● **SUPPLIED RECORDS**:
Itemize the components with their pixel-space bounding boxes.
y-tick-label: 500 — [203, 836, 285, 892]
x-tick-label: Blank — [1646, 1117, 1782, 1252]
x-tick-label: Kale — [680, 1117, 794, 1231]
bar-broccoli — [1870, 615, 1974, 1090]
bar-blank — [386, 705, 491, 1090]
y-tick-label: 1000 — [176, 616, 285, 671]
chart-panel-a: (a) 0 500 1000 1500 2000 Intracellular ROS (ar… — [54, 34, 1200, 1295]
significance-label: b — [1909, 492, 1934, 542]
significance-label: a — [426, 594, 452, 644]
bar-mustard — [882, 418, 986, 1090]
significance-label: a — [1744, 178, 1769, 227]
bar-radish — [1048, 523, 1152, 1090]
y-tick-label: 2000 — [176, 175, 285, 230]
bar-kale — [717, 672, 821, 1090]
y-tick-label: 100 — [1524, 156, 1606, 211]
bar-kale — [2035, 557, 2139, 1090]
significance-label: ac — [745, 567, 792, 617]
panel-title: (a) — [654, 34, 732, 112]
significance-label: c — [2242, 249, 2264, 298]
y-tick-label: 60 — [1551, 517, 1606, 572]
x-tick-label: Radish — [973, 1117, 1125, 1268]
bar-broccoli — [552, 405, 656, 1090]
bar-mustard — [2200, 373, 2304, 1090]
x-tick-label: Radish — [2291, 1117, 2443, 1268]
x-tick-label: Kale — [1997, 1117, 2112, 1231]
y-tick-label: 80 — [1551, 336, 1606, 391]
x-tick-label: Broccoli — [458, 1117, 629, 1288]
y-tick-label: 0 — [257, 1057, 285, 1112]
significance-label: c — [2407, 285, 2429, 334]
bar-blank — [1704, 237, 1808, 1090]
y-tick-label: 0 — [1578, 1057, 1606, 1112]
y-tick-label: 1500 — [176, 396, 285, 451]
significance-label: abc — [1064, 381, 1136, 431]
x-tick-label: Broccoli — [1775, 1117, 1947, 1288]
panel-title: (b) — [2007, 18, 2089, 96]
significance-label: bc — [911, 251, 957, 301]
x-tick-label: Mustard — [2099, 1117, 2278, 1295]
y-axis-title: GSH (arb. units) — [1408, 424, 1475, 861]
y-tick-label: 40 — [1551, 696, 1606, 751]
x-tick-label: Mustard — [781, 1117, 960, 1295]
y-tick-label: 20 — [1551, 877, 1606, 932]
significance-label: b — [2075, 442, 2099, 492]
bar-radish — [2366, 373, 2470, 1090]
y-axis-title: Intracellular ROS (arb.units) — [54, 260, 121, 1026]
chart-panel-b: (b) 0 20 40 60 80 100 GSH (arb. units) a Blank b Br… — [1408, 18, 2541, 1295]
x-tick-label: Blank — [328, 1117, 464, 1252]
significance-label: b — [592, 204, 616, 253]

● **EXERCISE INSTRUCTIONS**: Please put the lines above into a numbered list, leaving out any blank lines.

● **REPLY TO THE EXERCISE**:
1. Itemize the components with their pixel-space bounding boxes.
2. y-tick-label: 500 — [203, 836, 285, 892]
3. x-tick-label: Blank — [1646, 1117, 1782, 1252]
4. x-tick-label: Kale — [680, 1117, 794, 1231]
5. bar-broccoli — [1870, 615, 1974, 1090]
6. bar-blank — [386, 705, 491, 1090]
7. y-tick-label: 1000 — [176, 616, 285, 671]
8. chart-panel-a: (a) 0 500 1000 1500 2000 Intracellular ROS (ar… — [54, 34, 1200, 1295]
9. significance-label: b — [1909, 492, 1934, 542]
10. significance-label: a — [426, 594, 452, 644]
11. bar-mustard — [882, 418, 986, 1090]
12. significance-label: a — [1744, 178, 1769, 227]
13. bar-radish — [1048, 523, 1152, 1090]
14. y-tick-label: 2000 — [176, 175, 285, 230]
15. bar-kale — [717, 672, 821, 1090]
16. y-tick-label: 100 — [1524, 156, 1606, 211]
17. bar-kale — [2035, 557, 2139, 1090]
18. significance-label: ac — [745, 567, 792, 617]
19. panel-title: (a) — [654, 34, 732, 112]
20. significance-label: c — [2242, 249, 2264, 298]
21. y-tick-label: 60 — [1551, 517, 1606, 572]
22. x-tick-label: Radish — [973, 1117, 1125, 1268]
23. bar-broccoli — [552, 405, 656, 1090]
24. bar-mustard — [2200, 373, 2304, 1090]
25. x-tick-label: Radish — [2291, 1117, 2443, 1268]
26. x-tick-label: Kale — [1997, 1117, 2112, 1231]
27. y-tick-label: 80 — [1551, 336, 1606, 391]
28. x-tick-label: Broccoli — [458, 1117, 629, 1288]
29. y-tick-label: 0 — [257, 1057, 285, 1112]
30. significance-label: c — [2407, 285, 2429, 334]
31. bar-blank — [1704, 237, 1808, 1090]
32. y-tick-label: 0 — [1578, 1057, 1606, 1112]
33. y-tick-label: 1500 — [176, 396, 285, 451]
34. significance-label: abc — [1064, 381, 1136, 431]
35. x-tick-label: Broccoli — [1775, 1117, 1947, 1288]
36. panel-title: (b) — [2007, 18, 2089, 96]
37. significance-label: bc — [911, 251, 957, 301]
38. x-tick-label: Mustard — [2099, 1117, 2278, 1295]
39. y-axis-title: GSH (arb. units) — [1408, 424, 1475, 861]
40. y-tick-label: 40 — [1551, 696, 1606, 751]
41. x-tick-label: Mustard — [781, 1117, 960, 1295]
42. y-tick-label: 20 — [1551, 877, 1606, 932]
43. significance-label: b — [2075, 442, 2099, 492]
44. bar-radish — [2366, 373, 2470, 1090]
45. y-axis-title: Intracellular ROS (arb.units) — [54, 260, 121, 1026]
46. chart-panel-b: (b) 0 20 40 60 80 100 GSH (arb. units) a Blank b Br… — [1408, 18, 2541, 1295]
47. x-tick-label: Blank — [328, 1117, 464, 1252]
48. significance-label: b — [592, 204, 616, 253]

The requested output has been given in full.